- _CHALLENGE_: Pull every line that holds the word "January" from the entries.

- _EXERCISE INPUT_:
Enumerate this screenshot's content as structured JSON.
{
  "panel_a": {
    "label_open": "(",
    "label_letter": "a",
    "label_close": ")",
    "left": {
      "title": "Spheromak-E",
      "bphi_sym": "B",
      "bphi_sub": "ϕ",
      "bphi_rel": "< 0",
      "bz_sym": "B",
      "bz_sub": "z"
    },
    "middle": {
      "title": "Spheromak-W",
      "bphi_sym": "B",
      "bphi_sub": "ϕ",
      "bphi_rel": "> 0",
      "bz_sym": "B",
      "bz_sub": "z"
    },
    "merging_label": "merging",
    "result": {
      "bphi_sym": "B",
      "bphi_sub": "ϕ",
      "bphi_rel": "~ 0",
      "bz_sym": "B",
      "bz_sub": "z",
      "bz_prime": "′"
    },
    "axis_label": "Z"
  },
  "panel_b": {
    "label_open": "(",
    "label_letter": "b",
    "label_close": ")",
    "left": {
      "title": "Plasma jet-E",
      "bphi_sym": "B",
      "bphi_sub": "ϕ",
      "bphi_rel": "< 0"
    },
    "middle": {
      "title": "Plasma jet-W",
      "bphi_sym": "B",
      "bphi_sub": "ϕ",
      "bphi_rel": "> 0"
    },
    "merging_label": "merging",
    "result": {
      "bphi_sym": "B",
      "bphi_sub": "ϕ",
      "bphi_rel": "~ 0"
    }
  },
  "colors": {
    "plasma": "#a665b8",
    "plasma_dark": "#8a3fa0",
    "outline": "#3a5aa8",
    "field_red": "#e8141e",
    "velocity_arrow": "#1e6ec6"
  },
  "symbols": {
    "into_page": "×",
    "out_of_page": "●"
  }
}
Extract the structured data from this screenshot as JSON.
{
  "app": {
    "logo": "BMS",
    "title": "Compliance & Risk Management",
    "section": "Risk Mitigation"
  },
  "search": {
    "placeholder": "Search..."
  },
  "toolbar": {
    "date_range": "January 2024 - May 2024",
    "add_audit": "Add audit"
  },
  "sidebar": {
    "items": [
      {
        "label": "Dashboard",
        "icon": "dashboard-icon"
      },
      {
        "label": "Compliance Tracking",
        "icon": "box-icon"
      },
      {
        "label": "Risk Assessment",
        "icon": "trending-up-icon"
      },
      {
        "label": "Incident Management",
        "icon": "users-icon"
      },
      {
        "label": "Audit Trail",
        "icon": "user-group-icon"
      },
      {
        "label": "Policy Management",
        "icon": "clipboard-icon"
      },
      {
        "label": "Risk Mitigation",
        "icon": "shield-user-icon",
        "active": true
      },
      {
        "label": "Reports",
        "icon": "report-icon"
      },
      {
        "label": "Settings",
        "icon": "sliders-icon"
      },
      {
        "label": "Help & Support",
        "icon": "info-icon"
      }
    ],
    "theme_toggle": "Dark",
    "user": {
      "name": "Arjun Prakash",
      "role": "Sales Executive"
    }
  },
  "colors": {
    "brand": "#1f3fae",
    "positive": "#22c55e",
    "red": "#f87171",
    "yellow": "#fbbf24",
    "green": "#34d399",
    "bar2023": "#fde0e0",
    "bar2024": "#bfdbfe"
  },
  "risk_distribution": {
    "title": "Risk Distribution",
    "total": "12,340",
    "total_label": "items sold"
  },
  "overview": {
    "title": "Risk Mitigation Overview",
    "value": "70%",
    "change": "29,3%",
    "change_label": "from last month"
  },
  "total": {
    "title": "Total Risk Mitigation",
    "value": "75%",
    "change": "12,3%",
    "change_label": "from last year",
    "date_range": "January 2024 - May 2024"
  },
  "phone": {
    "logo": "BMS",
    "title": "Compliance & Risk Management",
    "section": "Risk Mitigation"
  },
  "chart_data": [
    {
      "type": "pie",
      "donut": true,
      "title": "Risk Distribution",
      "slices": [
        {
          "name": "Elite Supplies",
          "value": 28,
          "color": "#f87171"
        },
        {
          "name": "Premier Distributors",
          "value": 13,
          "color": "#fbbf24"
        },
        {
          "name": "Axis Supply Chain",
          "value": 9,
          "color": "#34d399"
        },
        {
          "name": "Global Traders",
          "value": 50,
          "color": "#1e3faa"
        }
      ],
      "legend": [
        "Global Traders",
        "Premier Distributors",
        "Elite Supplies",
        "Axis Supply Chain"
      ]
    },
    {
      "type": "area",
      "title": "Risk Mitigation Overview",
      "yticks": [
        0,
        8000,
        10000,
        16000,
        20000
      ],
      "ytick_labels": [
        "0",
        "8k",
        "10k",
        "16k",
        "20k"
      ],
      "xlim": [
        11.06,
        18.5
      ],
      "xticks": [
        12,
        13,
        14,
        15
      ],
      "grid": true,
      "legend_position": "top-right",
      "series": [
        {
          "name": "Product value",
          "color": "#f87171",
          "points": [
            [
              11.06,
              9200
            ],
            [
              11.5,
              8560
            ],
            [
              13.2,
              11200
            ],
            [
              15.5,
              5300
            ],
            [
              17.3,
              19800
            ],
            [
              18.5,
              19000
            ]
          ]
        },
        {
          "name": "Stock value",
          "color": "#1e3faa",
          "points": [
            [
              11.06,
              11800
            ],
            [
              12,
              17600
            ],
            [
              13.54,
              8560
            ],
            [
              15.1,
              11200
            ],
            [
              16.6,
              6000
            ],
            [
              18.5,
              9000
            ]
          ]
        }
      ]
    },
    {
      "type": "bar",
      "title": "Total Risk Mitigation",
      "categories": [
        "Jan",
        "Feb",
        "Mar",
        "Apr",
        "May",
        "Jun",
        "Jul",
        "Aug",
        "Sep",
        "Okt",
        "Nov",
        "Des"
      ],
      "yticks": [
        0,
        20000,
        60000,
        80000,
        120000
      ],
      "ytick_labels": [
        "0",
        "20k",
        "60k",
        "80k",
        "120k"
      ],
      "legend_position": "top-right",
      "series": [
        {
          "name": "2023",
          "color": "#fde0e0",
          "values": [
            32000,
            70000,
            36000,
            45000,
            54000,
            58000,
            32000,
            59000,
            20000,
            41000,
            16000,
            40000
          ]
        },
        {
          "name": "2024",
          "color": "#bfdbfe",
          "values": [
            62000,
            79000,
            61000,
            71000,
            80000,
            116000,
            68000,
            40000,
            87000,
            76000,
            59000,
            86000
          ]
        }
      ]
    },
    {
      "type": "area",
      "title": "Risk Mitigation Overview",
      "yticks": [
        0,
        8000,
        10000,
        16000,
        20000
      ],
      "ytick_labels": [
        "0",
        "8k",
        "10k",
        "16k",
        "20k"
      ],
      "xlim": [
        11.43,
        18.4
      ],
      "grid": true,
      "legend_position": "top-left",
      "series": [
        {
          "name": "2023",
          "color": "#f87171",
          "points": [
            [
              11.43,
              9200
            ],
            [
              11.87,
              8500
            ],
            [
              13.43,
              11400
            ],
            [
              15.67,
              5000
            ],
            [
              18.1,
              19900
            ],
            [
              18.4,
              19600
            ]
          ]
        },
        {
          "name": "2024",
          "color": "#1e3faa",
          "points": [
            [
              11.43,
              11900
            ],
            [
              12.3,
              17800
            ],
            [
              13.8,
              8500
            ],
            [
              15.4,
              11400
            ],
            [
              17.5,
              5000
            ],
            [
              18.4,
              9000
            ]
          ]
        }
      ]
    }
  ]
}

- _EXERCISE ANSWER_:
    "date_range": "January 2024 - May 2024",
    "date_range": "January 2024 - May 2024"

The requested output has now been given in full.